TASK INSTRUCTIONS: Consider the data that follows and state how many lines contain the string "cryptocurrency", using the number alone.

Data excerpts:
--------

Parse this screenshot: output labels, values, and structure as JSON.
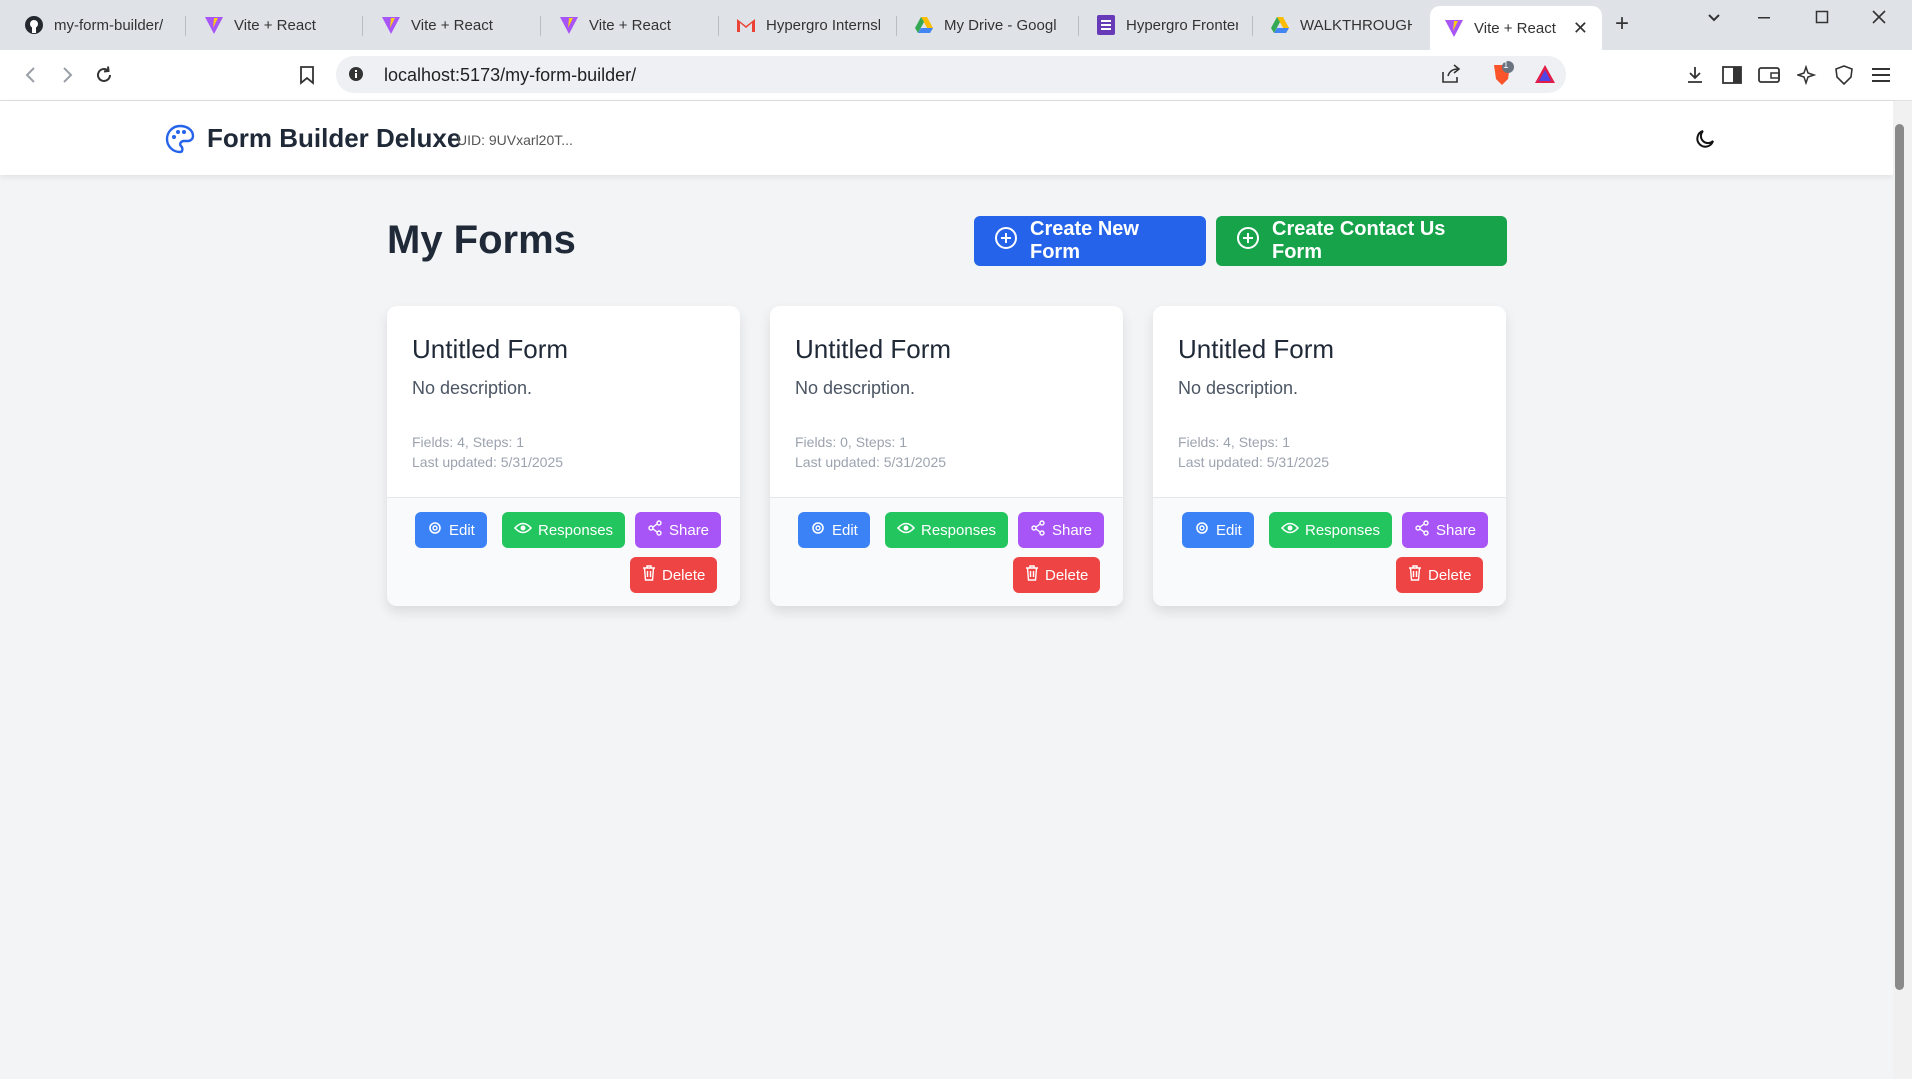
{
  "browser": {
    "tabs": [
      {
        "title": "my-form-builder/",
        "icon": "github-icon"
      },
      {
        "title": "Vite + React",
        "icon": "vite-icon"
      },
      {
        "title": "Vite + React",
        "icon": "vite-icon"
      },
      {
        "title": "Vite + React",
        "icon": "vite-icon"
      },
      {
        "title": "Hypergro Internsl",
        "icon": "gmail-icon"
      },
      {
        "title": "My Drive - Googl",
        "icon": "drive-icon"
      },
      {
        "title": "Hypergro Fronter",
        "icon": "forms-icon"
      },
      {
        "title": "WALKTHROUGH",
        "icon": "drive-icon"
      },
      {
        "title": "Vite + React",
        "icon": "vite-icon",
        "active": true
      }
    ],
    "url": "localhost:5173/my-form-builder/",
    "brave_badge": "1"
  },
  "header": {
    "title": "Form Builder Deluxe",
    "uid": "UID: 9UVxarl20T..."
  },
  "main": {
    "title": "My Forms",
    "create_new_label": "Create New Form",
    "create_contact_label": "Create Contact Us Form"
  },
  "forms": [
    {
      "title": "Untitled Form",
      "description": "No description.",
      "stats": "Fields: 4, Steps: 1",
      "updated": "Last updated: 5/31/2025"
    },
    {
      "title": "Untitled Form",
      "description": "No description.",
      "stats": "Fields: 0, Steps: 1",
      "updated": "Last updated: 5/31/2025"
    },
    {
      "title": "Untitled Form",
      "description": "No description.",
      "stats": "Fields: 4, Steps: 1",
      "updated": "Last updated: 5/31/2025"
    }
  ],
  "card_actions": {
    "edit": "Edit",
    "responses": "Responses",
    "share": "Share",
    "delete": "Delete"
  },
  "colors": {
    "primary_blue": "#2563eb",
    "primary_green": "#16a34a",
    "edit": "#3b82f6",
    "responses": "#22c55e",
    "share": "#a855f7",
    "delete": "#ef4444"
  }
}
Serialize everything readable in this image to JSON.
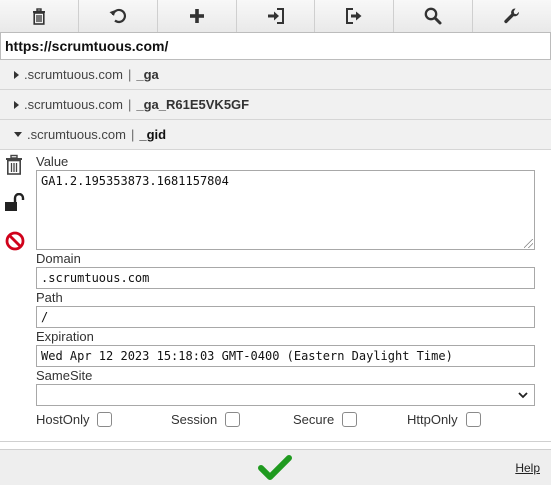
{
  "toolbar": {
    "buttons": [
      {
        "name": "trash-icon"
      },
      {
        "name": "undo-icon"
      },
      {
        "name": "plus-icon"
      },
      {
        "name": "import-icon"
      },
      {
        "name": "export-icon"
      },
      {
        "name": "search-icon"
      },
      {
        "name": "wrench-icon"
      }
    ]
  },
  "url": "https://scrumtuous.com/",
  "cookies": [
    {
      "domain": ".scrumtuous.com",
      "separator": "|",
      "name": "_ga"
    },
    {
      "domain": ".scrumtuous.com",
      "separator": "|",
      "name": "_ga_R61E5VK5GF"
    },
    {
      "domain": ".scrumtuous.com",
      "separator": "|",
      "name": "_gid"
    }
  ],
  "detail": {
    "value_label": "Value",
    "value": "GA1.2.195353873.1681157804",
    "domain_label": "Domain",
    "domain": ".scrumtuous.com",
    "path_label": "Path",
    "path": "/",
    "expiration_label": "Expiration",
    "expiration": "Wed Apr 12 2023 15:18:03 GMT-0400 (Eastern Daylight Time)",
    "samesite_label": "SameSite",
    "samesite_value": "",
    "host_only_label": "HostOnly",
    "session_label": "Session",
    "secure_label": "Secure",
    "http_only_label": "HttpOnly"
  },
  "footer": {
    "help_label": "Help"
  },
  "colors": {
    "save_green": "#1f9a1f",
    "block_red": "#d0021b"
  }
}
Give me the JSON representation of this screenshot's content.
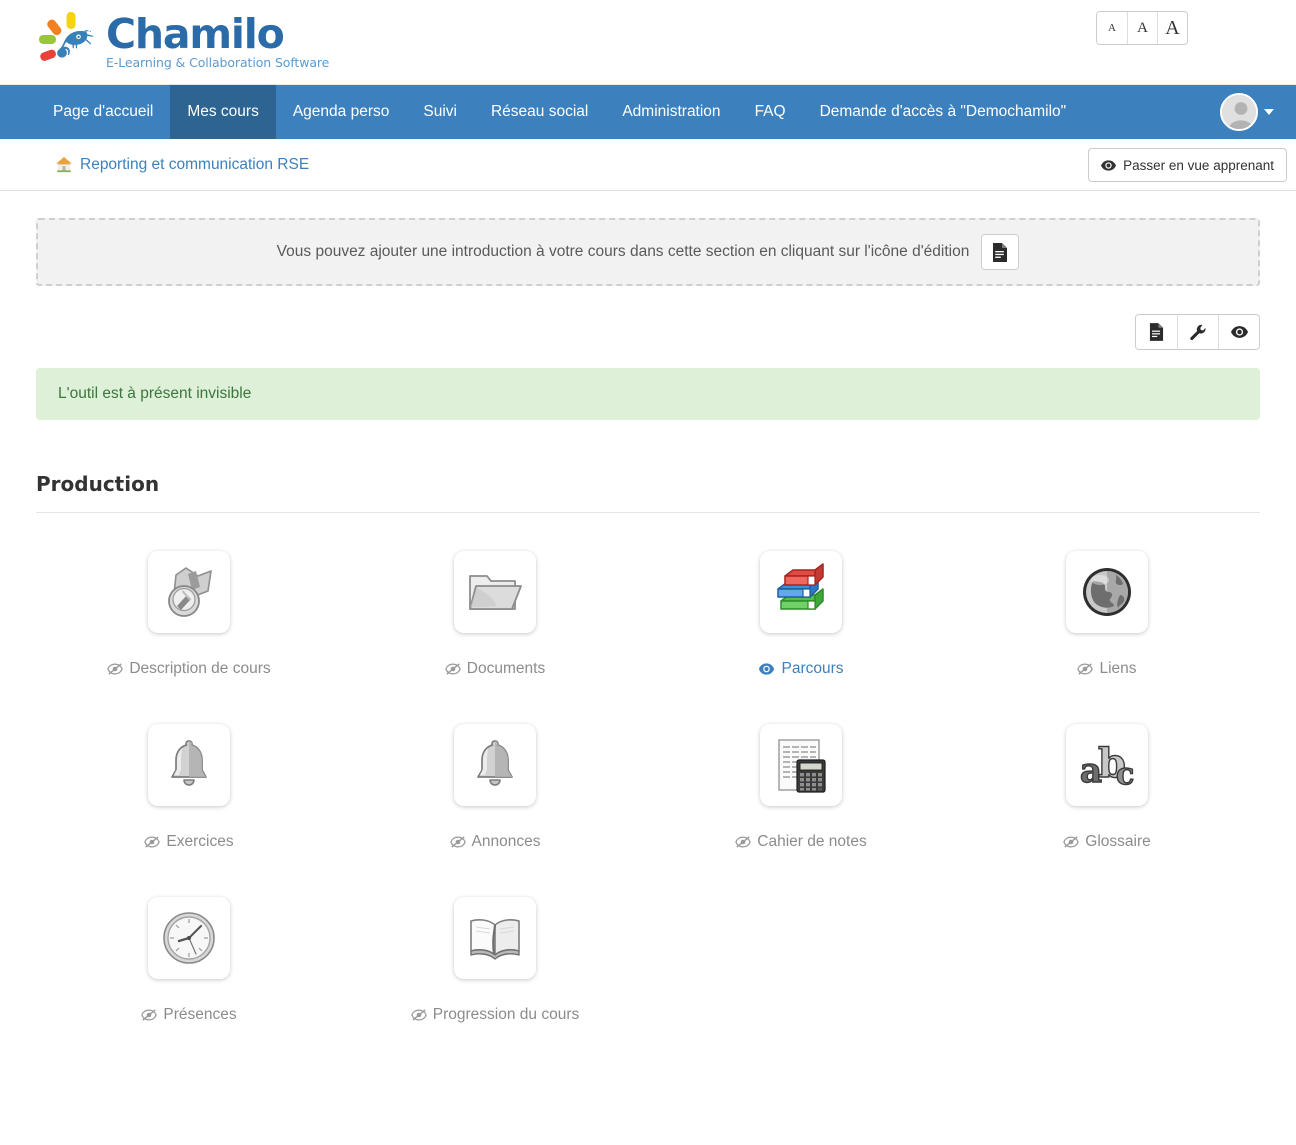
{
  "brand": {
    "name": "Chamilo",
    "tagline": "E-Learning & Collaboration Software",
    "logo_colors": {
      "blue": "#2a6ba8",
      "sub_blue": "#5b9bd0",
      "ray_red": "#e8413a",
      "ray_green": "#9ac63b",
      "ray_orange": "#f08020",
      "ray_yellow": "#f5d312"
    }
  },
  "font_sizer": {
    "small_label": "A",
    "medium_label": "A",
    "large_label": "A"
  },
  "nav": {
    "accent": "#3c81bd",
    "active_accent": "#2d6491",
    "items": [
      {
        "label": "Page d'accueil",
        "active": false
      },
      {
        "label": "Mes cours",
        "active": true
      },
      {
        "label": "Agenda perso",
        "active": false
      },
      {
        "label": "Suivi",
        "active": false
      },
      {
        "label": "Réseau social",
        "active": false
      },
      {
        "label": "Administration",
        "active": false
      },
      {
        "label": "FAQ",
        "active": false
      },
      {
        "label": "Demande d'accès à \"Demochamilo\"",
        "active": false
      }
    ]
  },
  "breadcrumb": {
    "course_label": "Reporting et communication RSE",
    "view_switch_label": "Passer en vue apprenant"
  },
  "intro": {
    "text": "Vous pouvez ajouter une introduction à votre cours dans cette section en cliquant sur l'icône d'édition"
  },
  "toolbar": {
    "buttons": [
      "edit-document",
      "wrench",
      "eye"
    ]
  },
  "alert": {
    "message": "L'outil est à présent invisible",
    "background": "#dff0d8",
    "color": "#3c763d"
  },
  "section": {
    "title": "Production"
  },
  "tools": [
    {
      "label": "Description de cours",
      "icon": "course-description-icon",
      "visible": false
    },
    {
      "label": "Documents",
      "icon": "folder-icon",
      "visible": false
    },
    {
      "label": "Parcours",
      "icon": "learning-path-books-icon",
      "visible": true
    },
    {
      "label": "Liens",
      "icon": "globe-icon",
      "visible": false
    },
    {
      "label": "Exercices",
      "icon": "bell-icon",
      "visible": false
    },
    {
      "label": "Annonces",
      "icon": "bell-icon",
      "visible": false
    },
    {
      "label": "Cahier de notes",
      "icon": "gradebook-calculator-icon",
      "visible": false
    },
    {
      "label": "Glossaire",
      "icon": "abc-glossary-icon",
      "visible": false
    },
    {
      "label": "Présences",
      "icon": "clock-icon",
      "visible": false
    },
    {
      "label": "Progression du cours",
      "icon": "open-book-icon",
      "visible": false
    }
  ]
}
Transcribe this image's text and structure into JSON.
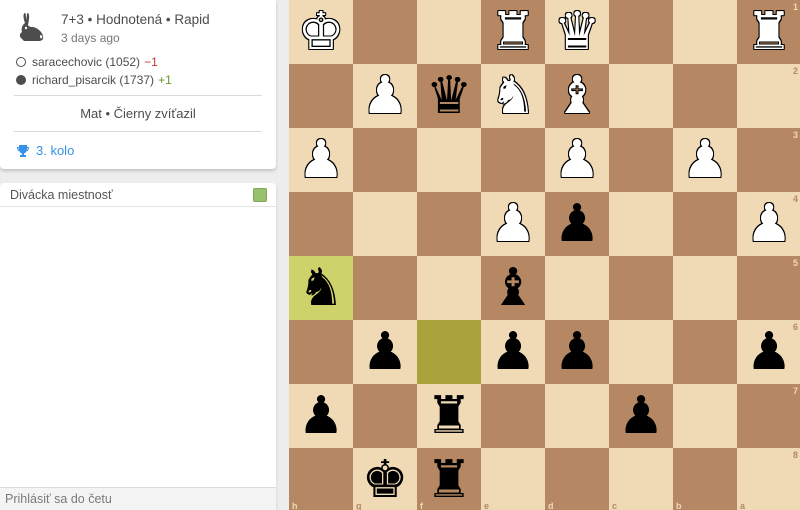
{
  "game": {
    "setup": "7+3 • Hodnotená • Rapid",
    "date": "3 days ago",
    "players": [
      {
        "name": "saracechovic (1052)",
        "diff": "−1",
        "diff_color": "#cc3333",
        "side": "white"
      },
      {
        "name": "richard_pisarcik (1737)",
        "diff": "+1",
        "diff_color": "#629924",
        "side": "black"
      }
    ],
    "result": "Mat • Čierny zvíťazil",
    "round": "3. kolo"
  },
  "chat": {
    "title": "Divácka miestnosť",
    "placeholder": "Prihlásiť sa do četu"
  },
  "board": {
    "orientation": "black",
    "rank_labels": [
      "1",
      "2",
      "3",
      "4",
      "5",
      "6",
      "7",
      "8"
    ],
    "file_labels": [
      "h",
      "g",
      "f",
      "e",
      "d",
      "c",
      "b",
      "a"
    ],
    "colors": {
      "light": "#f0d9b5",
      "dark": "#b58863",
      "last_move": "#aaa23a",
      "last_move_piece": "#cdd26a"
    },
    "highlights": [
      {
        "square": "f6",
        "kind": "last_move"
      },
      {
        "square": "h5",
        "kind": "last_move_piece"
      }
    ],
    "pieces": [
      {
        "square": "h1",
        "piece": "K",
        "color": "w"
      },
      {
        "square": "e1",
        "piece": "R",
        "color": "w"
      },
      {
        "square": "d1",
        "piece": "Q",
        "color": "w"
      },
      {
        "square": "a1",
        "piece": "R",
        "color": "w"
      },
      {
        "square": "g2",
        "piece": "P",
        "color": "w"
      },
      {
        "square": "f2",
        "piece": "Q",
        "color": "b"
      },
      {
        "square": "e2",
        "piece": "N",
        "color": "w"
      },
      {
        "square": "d2",
        "piece": "B",
        "color": "w"
      },
      {
        "square": "h3",
        "piece": "P",
        "color": "w"
      },
      {
        "square": "d3",
        "piece": "P",
        "color": "w"
      },
      {
        "square": "b3",
        "piece": "P",
        "color": "w"
      },
      {
        "square": "e4",
        "piece": "P",
        "color": "w"
      },
      {
        "square": "d4",
        "piece": "P",
        "color": "b"
      },
      {
        "square": "a4",
        "piece": "P",
        "color": "w"
      },
      {
        "square": "h5",
        "piece": "N",
        "color": "b"
      },
      {
        "square": "e5",
        "piece": "B",
        "color": "b"
      },
      {
        "square": "g6",
        "piece": "P",
        "color": "b"
      },
      {
        "square": "e6",
        "piece": "P",
        "color": "b"
      },
      {
        "square": "d6",
        "piece": "P",
        "color": "b"
      },
      {
        "square": "a6",
        "piece": "P",
        "color": "b"
      },
      {
        "square": "h7",
        "piece": "P",
        "color": "b"
      },
      {
        "square": "f7",
        "piece": "R",
        "color": "b"
      },
      {
        "square": "c7",
        "piece": "P",
        "color": "b"
      },
      {
        "square": "g8",
        "piece": "K",
        "color": "b"
      },
      {
        "square": "f8",
        "piece": "R",
        "color": "b"
      }
    ]
  },
  "icons": {
    "variant": "rabbit-icon",
    "round": "trophy-icon",
    "chat_toggle": "toggle-checkbox"
  }
}
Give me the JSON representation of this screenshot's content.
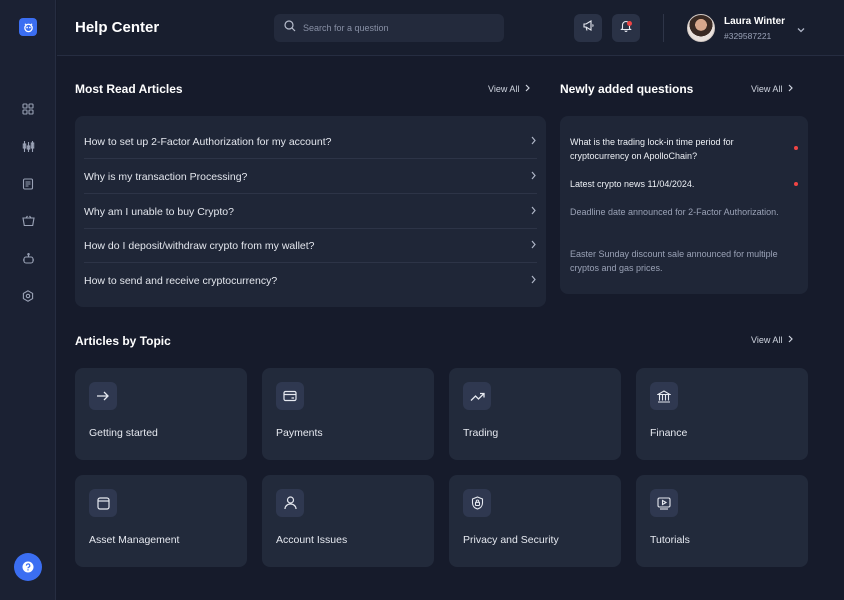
{
  "header": {
    "title": "Help Center",
    "search_placeholder": "Search for a question",
    "user": {
      "name": "Laura Winter",
      "id": "#329587221"
    }
  },
  "most_read": {
    "title": "Most Read Articles",
    "view_all": "View All",
    "articles": [
      "How to set up 2-Factor Authorization for my account?",
      "Why is my transaction Processing?",
      "Why am I unable to buy Crypto?",
      "How do I deposit/withdraw crypto from my wallet?",
      "How to send and receive cryptocurrency?"
    ]
  },
  "newly_added": {
    "title": "Newly added questions",
    "view_all": "View All",
    "questions": [
      {
        "text": "What is the trading lock-in time period for cryptocurrency on ApolloChain?",
        "unread": true
      },
      {
        "text": "Latest crypto news 11/04/2024.",
        "unread": true
      },
      {
        "text": "Deadline date announced for 2-Factor Authorization.",
        "unread": false
      },
      {
        "text": "Easter Sunday discount sale announced for multiple cryptos and gas prices.",
        "unread": false
      }
    ]
  },
  "topics": {
    "title": "Articles by Topic",
    "view_all": "View All",
    "items": [
      {
        "label": "Getting started",
        "icon": "arrow-right-icon"
      },
      {
        "label": "Payments",
        "icon": "card-icon"
      },
      {
        "label": "Trading",
        "icon": "trend-up-icon"
      },
      {
        "label": "Finance",
        "icon": "bank-icon"
      },
      {
        "label": "Asset Management",
        "icon": "window-icon"
      },
      {
        "label": "Account Issues",
        "icon": "user-icon"
      },
      {
        "label": "Privacy and Security",
        "icon": "shield-lock-icon"
      },
      {
        "label": "Tutorials",
        "icon": "video-icon"
      }
    ]
  },
  "colors": {
    "accent": "#3b6ef2",
    "alert": "#ef4444",
    "background": "#161b2b"
  }
}
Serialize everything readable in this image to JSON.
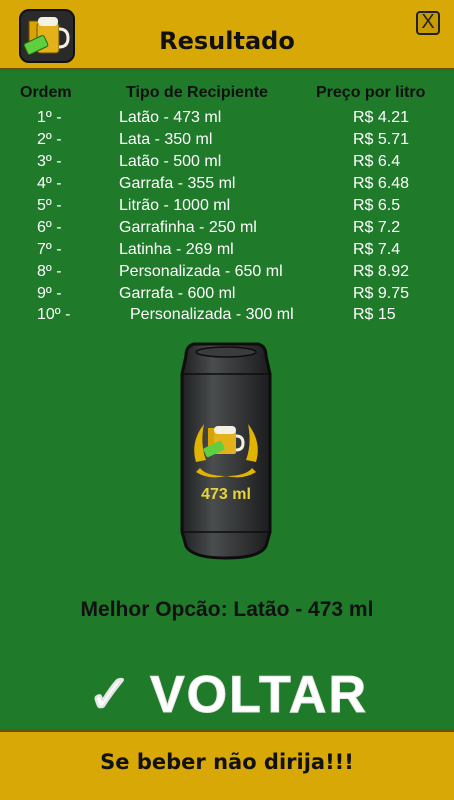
{
  "header": {
    "title": "Resultado",
    "close_label": "X"
  },
  "columns": {
    "order": "Ordem",
    "type": "Tipo de Recipiente",
    "price": "Preço por litro"
  },
  "rows": [
    {
      "order": "1º -",
      "type": "Latão - 473 ml",
      "price": "R$ 4.21"
    },
    {
      "order": "2º -",
      "type": "Lata - 350 ml",
      "price": "R$ 5.71"
    },
    {
      "order": "3º -",
      "type": "Latão - 500 ml",
      "price": "R$ 6.4"
    },
    {
      "order": "4º -",
      "type": "Garrafa - 355 ml",
      "price": "R$ 6.48"
    },
    {
      "order": "5º -",
      "type": "Litrão - 1000 ml",
      "price": "R$ 6.5"
    },
    {
      "order": "6º -",
      "type": "Garrafinha - 250 ml",
      "price": "R$ 7.2"
    },
    {
      "order": "7º -",
      "type": "Latinha - 269 ml",
      "price": "R$ 7.4"
    },
    {
      "order": "8º -",
      "type": "Personalizada - 650 ml",
      "price": "R$ 8.92"
    },
    {
      "order": "9º -",
      "type": "Garrafa - 600 ml",
      "price": "R$ 9.75"
    },
    {
      "order": "10º -",
      "type": "Personalizada - 300 ml",
      "price": "R$ 15"
    }
  ],
  "result": {
    "can_label": "473 ml",
    "best_option": "Melhor Opcão: Latão - 473 ml"
  },
  "voltar_label": "✓ VOLTAR",
  "footer": {
    "text": "Se beber não dirija!!!"
  },
  "colors": {
    "background": "#1f7a2a",
    "bar": "#d8a806",
    "can": "#2f3132",
    "laurel": "#e0b400"
  }
}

--------

REPLY: 2